Figure collection entries
******
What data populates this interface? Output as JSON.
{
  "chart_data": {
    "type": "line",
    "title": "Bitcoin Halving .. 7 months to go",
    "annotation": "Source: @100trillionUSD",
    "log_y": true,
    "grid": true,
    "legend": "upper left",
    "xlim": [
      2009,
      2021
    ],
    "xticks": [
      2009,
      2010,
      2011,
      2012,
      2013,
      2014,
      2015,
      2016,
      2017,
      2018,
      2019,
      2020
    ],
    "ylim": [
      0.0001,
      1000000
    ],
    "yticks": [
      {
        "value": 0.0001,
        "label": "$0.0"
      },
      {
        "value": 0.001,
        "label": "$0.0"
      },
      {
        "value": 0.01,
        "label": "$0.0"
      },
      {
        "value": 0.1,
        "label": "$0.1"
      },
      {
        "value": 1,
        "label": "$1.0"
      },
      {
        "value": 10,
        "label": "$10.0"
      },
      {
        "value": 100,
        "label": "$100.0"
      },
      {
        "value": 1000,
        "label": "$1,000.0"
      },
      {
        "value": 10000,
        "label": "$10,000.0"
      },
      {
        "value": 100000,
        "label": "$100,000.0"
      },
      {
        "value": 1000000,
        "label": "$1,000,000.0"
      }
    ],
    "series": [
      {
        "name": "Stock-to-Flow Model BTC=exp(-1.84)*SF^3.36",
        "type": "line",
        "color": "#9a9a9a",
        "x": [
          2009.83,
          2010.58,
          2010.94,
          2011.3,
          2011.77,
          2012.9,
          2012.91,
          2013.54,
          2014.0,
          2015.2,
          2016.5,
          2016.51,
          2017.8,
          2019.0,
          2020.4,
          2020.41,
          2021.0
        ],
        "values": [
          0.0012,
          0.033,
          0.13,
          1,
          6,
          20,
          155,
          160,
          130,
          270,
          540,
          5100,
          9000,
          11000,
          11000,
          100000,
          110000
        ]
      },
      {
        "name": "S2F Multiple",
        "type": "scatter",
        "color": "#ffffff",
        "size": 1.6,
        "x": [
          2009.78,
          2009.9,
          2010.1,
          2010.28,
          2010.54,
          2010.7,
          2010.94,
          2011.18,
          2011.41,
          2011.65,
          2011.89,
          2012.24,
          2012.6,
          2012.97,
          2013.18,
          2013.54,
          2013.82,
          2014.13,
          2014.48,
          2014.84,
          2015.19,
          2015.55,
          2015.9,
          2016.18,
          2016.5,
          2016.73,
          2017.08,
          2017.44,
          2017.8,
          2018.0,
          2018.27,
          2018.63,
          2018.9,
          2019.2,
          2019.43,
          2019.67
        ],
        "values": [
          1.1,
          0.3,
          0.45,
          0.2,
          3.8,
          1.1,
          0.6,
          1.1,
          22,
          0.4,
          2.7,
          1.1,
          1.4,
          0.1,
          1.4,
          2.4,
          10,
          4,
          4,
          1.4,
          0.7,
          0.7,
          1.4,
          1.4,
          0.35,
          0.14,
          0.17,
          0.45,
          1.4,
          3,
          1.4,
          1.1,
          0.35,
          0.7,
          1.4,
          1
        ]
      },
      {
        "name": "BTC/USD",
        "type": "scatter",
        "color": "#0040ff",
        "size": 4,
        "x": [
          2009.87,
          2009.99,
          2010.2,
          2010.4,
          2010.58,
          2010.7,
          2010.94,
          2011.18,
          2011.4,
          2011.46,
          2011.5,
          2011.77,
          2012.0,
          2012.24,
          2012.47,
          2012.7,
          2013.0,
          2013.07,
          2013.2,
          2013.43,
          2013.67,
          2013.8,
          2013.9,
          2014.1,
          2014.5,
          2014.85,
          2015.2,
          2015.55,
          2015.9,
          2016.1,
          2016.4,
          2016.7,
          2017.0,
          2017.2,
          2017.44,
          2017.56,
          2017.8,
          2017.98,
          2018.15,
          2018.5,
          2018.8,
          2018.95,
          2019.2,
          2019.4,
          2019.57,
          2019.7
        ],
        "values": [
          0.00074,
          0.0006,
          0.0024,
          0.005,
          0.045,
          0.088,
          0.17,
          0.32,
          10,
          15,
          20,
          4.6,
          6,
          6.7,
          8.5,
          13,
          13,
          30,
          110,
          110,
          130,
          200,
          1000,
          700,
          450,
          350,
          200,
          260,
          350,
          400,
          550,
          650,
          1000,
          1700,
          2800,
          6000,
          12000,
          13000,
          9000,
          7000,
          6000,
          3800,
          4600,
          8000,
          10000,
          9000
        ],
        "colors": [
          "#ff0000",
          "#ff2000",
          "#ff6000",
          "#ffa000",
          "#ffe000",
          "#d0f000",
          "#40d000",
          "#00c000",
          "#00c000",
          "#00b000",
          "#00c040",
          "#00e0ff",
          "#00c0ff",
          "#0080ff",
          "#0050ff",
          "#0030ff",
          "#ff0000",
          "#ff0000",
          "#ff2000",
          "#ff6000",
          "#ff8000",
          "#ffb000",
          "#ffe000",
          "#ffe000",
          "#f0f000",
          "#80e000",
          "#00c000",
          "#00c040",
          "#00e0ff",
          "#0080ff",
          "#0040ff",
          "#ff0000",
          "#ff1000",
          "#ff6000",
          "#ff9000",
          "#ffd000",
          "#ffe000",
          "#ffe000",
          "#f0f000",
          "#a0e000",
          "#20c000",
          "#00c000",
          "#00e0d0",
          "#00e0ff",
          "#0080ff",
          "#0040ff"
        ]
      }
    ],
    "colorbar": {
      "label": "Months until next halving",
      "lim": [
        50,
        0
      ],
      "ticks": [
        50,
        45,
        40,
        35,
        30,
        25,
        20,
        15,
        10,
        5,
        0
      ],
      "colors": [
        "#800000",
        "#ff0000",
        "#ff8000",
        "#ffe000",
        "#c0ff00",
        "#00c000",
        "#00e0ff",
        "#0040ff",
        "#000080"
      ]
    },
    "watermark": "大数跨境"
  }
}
******
- _GOAL OF THE EXERCISE_: Word for word, write out the data.

- _RESPONSE TO THIS EXERCISE_:
What data populates this interface? Output as JSON.
{
  "chart_data": {
    "type": "line",
    "title": "Bitcoin Halving .. 7 months to go",
    "annotation": "Source: @100trillionUSD",
    "log_y": true,
    "grid": true,
    "legend": "upper left",
    "xlim": [
      2009,
      2021
    ],
    "xticks": [
      2009,
      2010,
      2011,
      2012,
      2013,
      2014,
      2015,
      2016,
      2017,
      2018,
      2019,
      2020
    ],
    "ylim": [
      0.0001,
      1000000
    ],
    "yticks": [
      {
        "value": 0.0001,
        "label": "$0.0"
      },
      {
        "value": 0.001,
        "label": "$0.0"
      },
      {
        "value": 0.01,
        "label": "$0.0"
      },
      {
        "value": 0.1,
        "label": "$0.1"
      },
      {
        "value": 1,
        "label": "$1.0"
      },
      {
        "value": 10,
        "label": "$10.0"
      },
      {
        "value": 100,
        "label": "$100.0"
      },
      {
        "value": 1000,
        "label": "$1,000.0"
      },
      {
        "value": 10000,
        "label": "$10,000.0"
      },
      {
        "value": 100000,
        "label": "$100,000.0"
      },
      {
        "value": 1000000,
        "label": "$1,000,000.0"
      }
    ],
    "series": [
      {
        "name": "Stock-to-Flow Model BTC=exp(-1.84)*SF^3.36",
        "type": "line",
        "color": "#9a9a9a",
        "x": [
          2009.83,
          2010.58,
          2010.94,
          2011.3,
          2011.77,
          2012.9,
          2012.91,
          2013.54,
          2014.0,
          2015.2,
          2016.5,
          2016.51,
          2017.8,
          2019.0,
          2020.4,
          2020.41,
          2021.0
        ],
        "values": [
          0.0012,
          0.033,
          0.13,
          1,
          6,
          20,
          155,
          160,
          130,
          270,
          540,
          5100,
          9000,
          11000,
          11000,
          100000,
          110000
        ]
      },
      {
        "name": "S2F Multiple",
        "type": "scatter",
        "color": "#ffffff",
        "size": 1.6,
        "x": [
          2009.78,
          2009.9,
          2010.1,
          2010.28,
          2010.54,
          2010.7,
          2010.94,
          2011.18,
          2011.41,
          2011.65,
          2011.89,
          2012.24,
          2012.6,
          2012.97,
          2013.18,
          2013.54,
          2013.82,
          2014.13,
          2014.48,
          2014.84,
          2015.19,
          2015.55,
          2015.9,
          2016.18,
          2016.5,
          2016.73,
          2017.08,
          2017.44,
          2017.8,
          2018.0,
          2018.27,
          2018.63,
          2018.9,
          2019.2,
          2019.43,
          2019.67
        ],
        "values": [
          1.1,
          0.3,
          0.45,
          0.2,
          3.8,
          1.1,
          0.6,
          1.1,
          22,
          0.4,
          2.7,
          1.1,
          1.4,
          0.1,
          1.4,
          2.4,
          10,
          4,
          4,
          1.4,
          0.7,
          0.7,
          1.4,
          1.4,
          0.35,
          0.14,
          0.17,
          0.45,
          1.4,
          3,
          1.4,
          1.1,
          0.35,
          0.7,
          1.4,
          1
        ]
      },
      {
        "name": "BTC/USD",
        "type": "scatter",
        "color": "#0040ff",
        "size": 4,
        "x": [
          2009.87,
          2009.99,
          2010.2,
          2010.4,
          2010.58,
          2010.7,
          2010.94,
          2011.18,
          2011.4,
          2011.46,
          2011.5,
          2011.77,
          2012.0,
          2012.24,
          2012.47,
          2012.7,
          2013.0,
          2013.07,
          2013.2,
          2013.43,
          2013.67,
          2013.8,
          2013.9,
          2014.1,
          2014.5,
          2014.85,
          2015.2,
          2015.55,
          2015.9,
          2016.1,
          2016.4,
          2016.7,
          2017.0,
          2017.2,
          2017.44,
          2017.56,
          2017.8,
          2017.98,
          2018.15,
          2018.5,
          2018.8,
          2018.95,
          2019.2,
          2019.4,
          2019.57,
          2019.7
        ],
        "values": [
          0.00074,
          0.0006,
          0.0024,
          0.005,
          0.045,
          0.088,
          0.17,
          0.32,
          10,
          15,
          20,
          4.6,
          6,
          6.7,
          8.5,
          13,
          13,
          30,
          110,
          110,
          130,
          200,
          1000,
          700,
          450,
          350,
          200,
          260,
          350,
          400,
          550,
          650,
          1000,
          1700,
          2800,
          6000,
          12000,
          13000,
          9000,
          7000,
          6000,
          3800,
          4600,
          8000,
          10000,
          9000
        ],
        "colors": [
          "#ff0000",
          "#ff2000",
          "#ff6000",
          "#ffa000",
          "#ffe000",
          "#d0f000",
          "#40d000",
          "#00c000",
          "#00c000",
          "#00b000",
          "#00c040",
          "#00e0ff",
          "#00c0ff",
          "#0080ff",
          "#0050ff",
          "#0030ff",
          "#ff0000",
          "#ff0000",
          "#ff2000",
          "#ff6000",
          "#ff8000",
          "#ffb000",
          "#ffe000",
          "#ffe000",
          "#f0f000",
          "#80e000",
          "#00c000",
          "#00c040",
          "#00e0ff",
          "#0080ff",
          "#0040ff",
          "#ff0000",
          "#ff1000",
          "#ff6000",
          "#ff9000",
          "#ffd000",
          "#ffe000",
          "#ffe000",
          "#f0f000",
          "#a0e000",
          "#20c000",
          "#00c000",
          "#00e0d0",
          "#00e0ff",
          "#0080ff",
          "#0040ff"
        ]
      }
    ],
    "colorbar": {
      "label": "Months until next halving",
      "lim": [
        50,
        0
      ],
      "ticks": [
        50,
        45,
        40,
        35,
        30,
        25,
        20,
        15,
        10,
        5,
        0
      ],
      "colors": [
        "#800000",
        "#ff0000",
        "#ff8000",
        "#ffe000",
        "#c0ff00",
        "#00c000",
        "#00e0ff",
        "#0040ff",
        "#000080"
      ]
    },
    "watermark": "大数跨境"
  }
}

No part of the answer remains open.